---------- Input data ----------
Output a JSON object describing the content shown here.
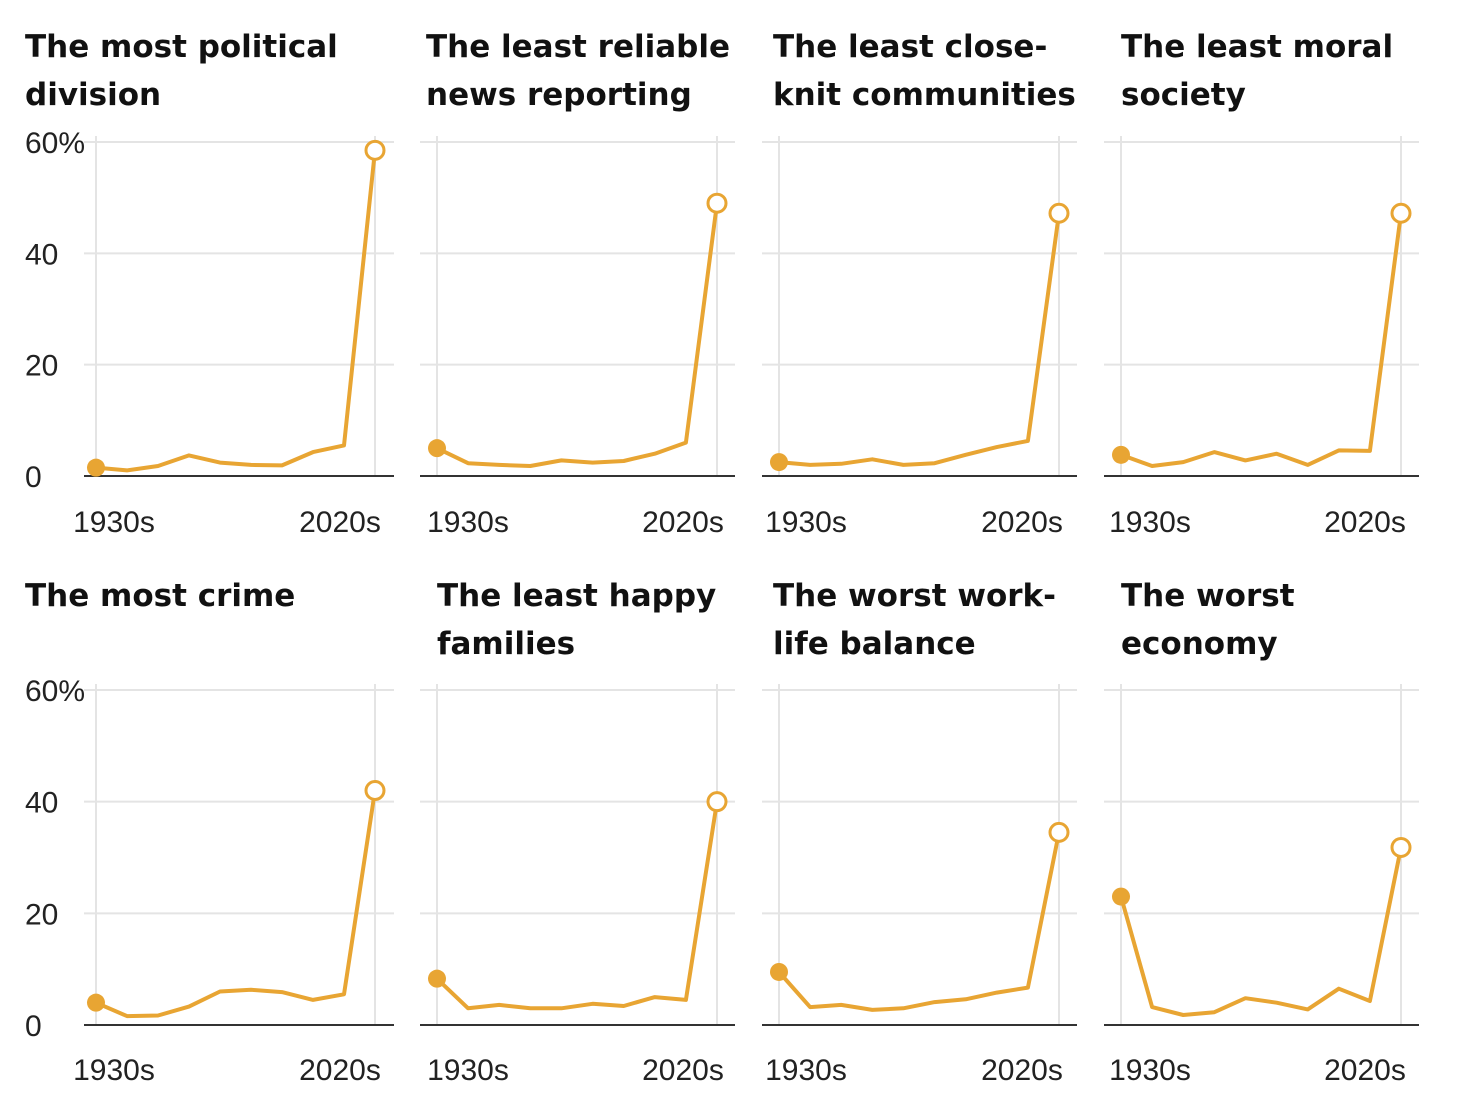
{
  "colors": {
    "line": "#E8A533",
    "grid": "#e4e4e4",
    "baseline": "#333333",
    "text": "#111111"
  },
  "chart_data": [
    {
      "type": "line",
      "title_lines": [
        "The most political",
        "division"
      ],
      "x": [
        "1930s",
        "1940s",
        "1950s",
        "1960s",
        "1970s",
        "1980s",
        "1990s",
        "2000s",
        "2010s",
        "2020s"
      ],
      "values": [
        1.5,
        1,
        1.8,
        3.7,
        2.4,
        2,
        1.9,
        4.3,
        5.5,
        58.5
      ],
      "ylim": [
        0,
        60
      ],
      "y_ticks": [
        "0",
        "20",
        "40",
        "60%"
      ],
      "x_tick_labels": [
        "1930s",
        "2020s"
      ]
    },
    {
      "type": "line",
      "title_lines": [
        "The least reliable",
        "news reporting"
      ],
      "x": [
        "1930s",
        "1940s",
        "1950s",
        "1960s",
        "1970s",
        "1980s",
        "1990s",
        "2000s",
        "2010s",
        "2020s"
      ],
      "values": [
        5,
        2.3,
        2,
        1.8,
        2.8,
        2.4,
        2.7,
        4,
        6,
        49
      ],
      "ylim": [
        0,
        60
      ],
      "x_tick_labels": [
        "1930s",
        "2020s"
      ]
    },
    {
      "type": "line",
      "title_lines": [
        "The least close-",
        "knit communities"
      ],
      "x": [
        "1930s",
        "1940s",
        "1950s",
        "1960s",
        "1970s",
        "1980s",
        "1990s",
        "2000s",
        "2010s",
        "2020s"
      ],
      "values": [
        2.5,
        2,
        2.2,
        3,
        2,
        2.3,
        3.8,
        5.2,
        6.3,
        47.2
      ],
      "ylim": [
        0,
        60
      ],
      "x_tick_labels": [
        "1930s",
        "2020s"
      ]
    },
    {
      "type": "line",
      "title_lines": [
        "The least moral",
        "society"
      ],
      "x": [
        "1930s",
        "1940s",
        "1950s",
        "1960s",
        "1970s",
        "1980s",
        "1990s",
        "2000s",
        "2010s",
        "2020s"
      ],
      "values": [
        3.8,
        1.8,
        2.5,
        4.3,
        2.8,
        4,
        2,
        4.6,
        4.5,
        47.2
      ],
      "ylim": [
        0,
        60
      ],
      "x_tick_labels": [
        "1930s",
        "2020s"
      ]
    },
    {
      "type": "line",
      "title_lines": [
        "The most crime"
      ],
      "x": [
        "1930s",
        "1940s",
        "1950s",
        "1960s",
        "1970s",
        "1980s",
        "1990s",
        "2000s",
        "2010s",
        "2020s"
      ],
      "values": [
        4,
        1.6,
        1.7,
        3.3,
        6,
        6.3,
        5.9,
        4.5,
        5.5,
        42
      ],
      "ylim": [
        0,
        60
      ],
      "y_ticks": [
        "0",
        "20",
        "40",
        "60%"
      ],
      "x_tick_labels": [
        "1930s",
        "2020s"
      ]
    },
    {
      "type": "line",
      "title_lines": [
        "The least happy",
        "families"
      ],
      "x": [
        "1930s",
        "1940s",
        "1950s",
        "1960s",
        "1970s",
        "1980s",
        "1990s",
        "2000s",
        "2010s",
        "2020s"
      ],
      "values": [
        8.3,
        3,
        3.6,
        3,
        3,
        3.8,
        3.4,
        5,
        4.5,
        40
      ],
      "ylim": [
        0,
        60
      ],
      "x_tick_labels": [
        "1930s",
        "2020s"
      ]
    },
    {
      "type": "line",
      "title_lines": [
        "The worst work-",
        "life balance"
      ],
      "x": [
        "1930s",
        "1940s",
        "1950s",
        "1960s",
        "1970s",
        "1980s",
        "1990s",
        "2000s",
        "2010s",
        "2020s"
      ],
      "values": [
        9.5,
        3.2,
        3.6,
        2.7,
        3,
        4.1,
        4.6,
        5.8,
        6.7,
        34.5
      ],
      "ylim": [
        0,
        60
      ],
      "x_tick_labels": [
        "1930s",
        "2020s"
      ]
    },
    {
      "type": "line",
      "title_lines": [
        "The worst",
        "economy"
      ],
      "x": [
        "1930s",
        "1940s",
        "1950s",
        "1960s",
        "1970s",
        "1980s",
        "1990s",
        "2000s",
        "2010s",
        "2020s"
      ],
      "values": [
        23,
        3.2,
        1.8,
        2.3,
        4.8,
        4,
        2.8,
        6.5,
        4.3,
        31.8
      ],
      "ylim": [
        0,
        60
      ],
      "x_tick_labels": [
        "1930s",
        "2020s"
      ]
    }
  ]
}
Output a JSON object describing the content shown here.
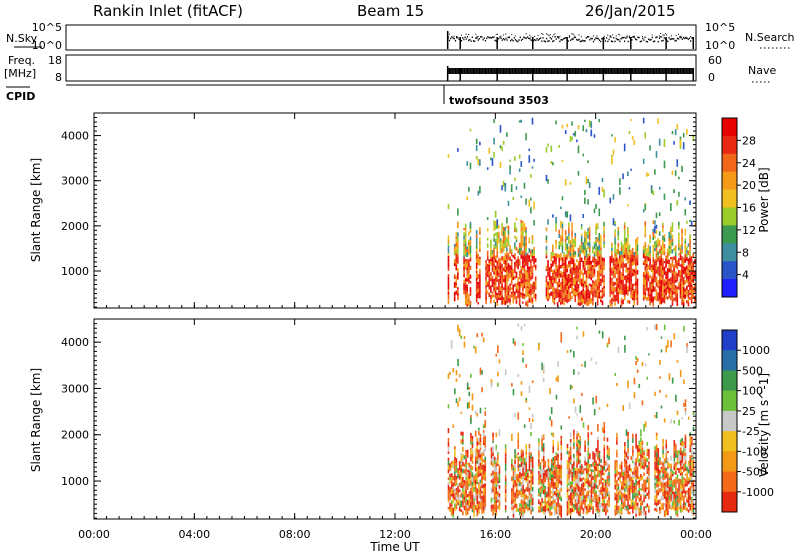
{
  "header": {
    "station": "Rankin Inlet (fitACF)",
    "beam": "Beam 15",
    "date": "26/Jan/2015"
  },
  "strips": {
    "nsky": {
      "label": "N.Sky",
      "ticks": [
        "10^5",
        "10^0"
      ],
      "right_label": "N.Search",
      "right_ticks": [
        "10^5",
        "10^0"
      ]
    },
    "freq": {
      "label_line1": "Freq.",
      "label_line2": "[MHz]",
      "ticks": [
        "18",
        "8"
      ],
      "right_label": "Nave",
      "right_ticks": [
        "60",
        "0"
      ]
    },
    "cpid": {
      "label": "CPID",
      "value": "twofsound 3503"
    }
  },
  "chart_data": [
    {
      "type": "heatmap",
      "title": "",
      "quantity": "Power",
      "colorbar_label": "Power [dB]",
      "ylabel": "Slant Range [km]",
      "ylim": [
        180,
        4500
      ],
      "y_ticks": [
        1000,
        2000,
        3000,
        4000
      ],
      "xlim_hours": [
        0,
        24
      ],
      "data_start_hour": 14.1,
      "colorbar_ticks": [
        "4",
        "8",
        "12",
        "16",
        "20",
        "24",
        "28"
      ],
      "colorbar_colors": [
        "#1f1fff",
        "#2a55c8",
        "#3f8ea0",
        "#3c9a50",
        "#9acc2c",
        "#f0c020",
        "#f49a18",
        "#f2661a",
        "#e82a14",
        "#e60000"
      ],
      "grid": false
    },
    {
      "type": "heatmap",
      "title": "",
      "quantity": "Velocity",
      "colorbar_label": "Velocity [m s^-1]",
      "ylabel": "Slant Range [km]",
      "ylim": [
        180,
        4500
      ],
      "y_ticks": [
        1000,
        2000,
        3000,
        4000
      ],
      "xlim_hours": [
        0,
        24
      ],
      "data_start_hour": 14.1,
      "colorbar_ticks": [
        "1000",
        "500",
        "100",
        "25",
        "-25",
        "-100",
        "-500",
        "-1000"
      ],
      "colorbar_colors": [
        "#1f3fc8",
        "#2a6ea8",
        "#3d9a4c",
        "#6cc03a",
        "#c8c8c8",
        "#f0c020",
        "#f29a18",
        "#f26a1a",
        "#e62a12"
      ],
      "grid": false
    }
  ],
  "xaxis": {
    "label": "Time UT",
    "ticks": [
      "00:00",
      "04:00",
      "08:00",
      "12:00",
      "16:00",
      "20:00",
      "00:00"
    ]
  }
}
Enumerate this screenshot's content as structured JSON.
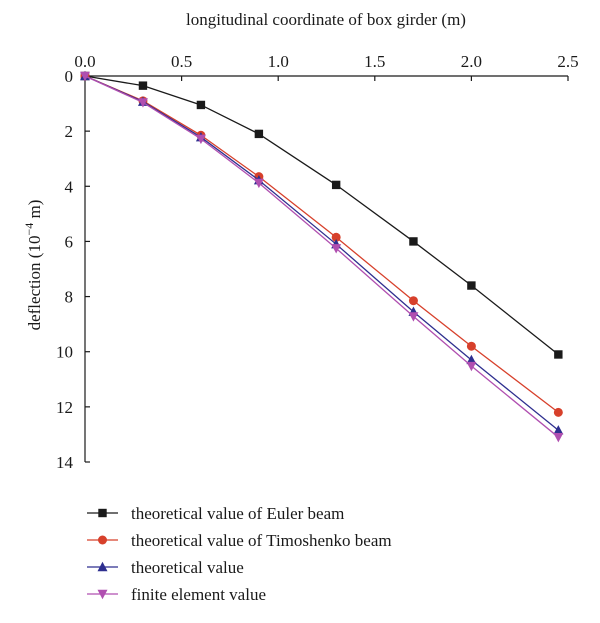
{
  "chart_data": {
    "type": "line",
    "xlabel": "longitudinal coordinate of box girder (m)",
    "ylabel_prefix": "deflection (10",
    "ylabel_exp": "−4",
    "ylabel_suffix": " m)",
    "xlim": [
      0,
      2.5
    ],
    "ylim": [
      0,
      14
    ],
    "y_inverted": true,
    "x_axis_position": "top",
    "x_ticks": [
      0.0,
      0.5,
      1.0,
      1.5,
      2.0,
      2.5
    ],
    "x_tick_labels": [
      "0.0",
      "0.5",
      "1.0",
      "1.5",
      "2.0",
      "2.5"
    ],
    "y_ticks": [
      0,
      2,
      4,
      6,
      8,
      10,
      12,
      14
    ],
    "y_tick_labels": [
      "0",
      "2",
      "4",
      "6",
      "8",
      "10",
      "12",
      "14"
    ],
    "grid": false,
    "legend_position": "bottom",
    "series": [
      {
        "name": "theoretical value of Euler beam",
        "color": "#1a1a1a",
        "marker": "square",
        "x": [
          0.0,
          0.3,
          0.6,
          0.9,
          1.3,
          1.7,
          2.0,
          2.45
        ],
        "values": [
          0.0,
          0.35,
          1.05,
          2.1,
          3.95,
          6.0,
          7.6,
          10.1
        ]
      },
      {
        "name": "theoretical value of Timoshenko beam",
        "color": "#d7402b",
        "marker": "circle",
        "x": [
          0.0,
          0.3,
          0.6,
          0.9,
          1.3,
          1.7,
          2.0,
          2.45
        ],
        "values": [
          0.0,
          0.9,
          2.15,
          3.65,
          5.85,
          8.15,
          9.8,
          12.2
        ]
      },
      {
        "name": "theoretical value",
        "color": "#2e2f8f",
        "marker": "triangle-up",
        "x": [
          0.0,
          0.3,
          0.6,
          0.9,
          1.3,
          1.7,
          2.0,
          2.45
        ],
        "values": [
          0.0,
          0.93,
          2.22,
          3.78,
          6.1,
          8.55,
          10.3,
          12.85
        ]
      },
      {
        "name": "finite element value",
        "color": "#b04fb0",
        "marker": "triangle-down",
        "x": [
          0.0,
          0.3,
          0.6,
          0.9,
          1.3,
          1.7,
          2.0,
          2.45
        ],
        "values": [
          0.0,
          0.96,
          2.28,
          3.88,
          6.25,
          8.72,
          10.52,
          13.1
        ]
      }
    ]
  }
}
----------
_Work required_. Select the lines from the entries that include the word "grid".

_Result_.
    "grid": "#e4e4e4",
      "grid": false
      "grid": false
    "grid": false,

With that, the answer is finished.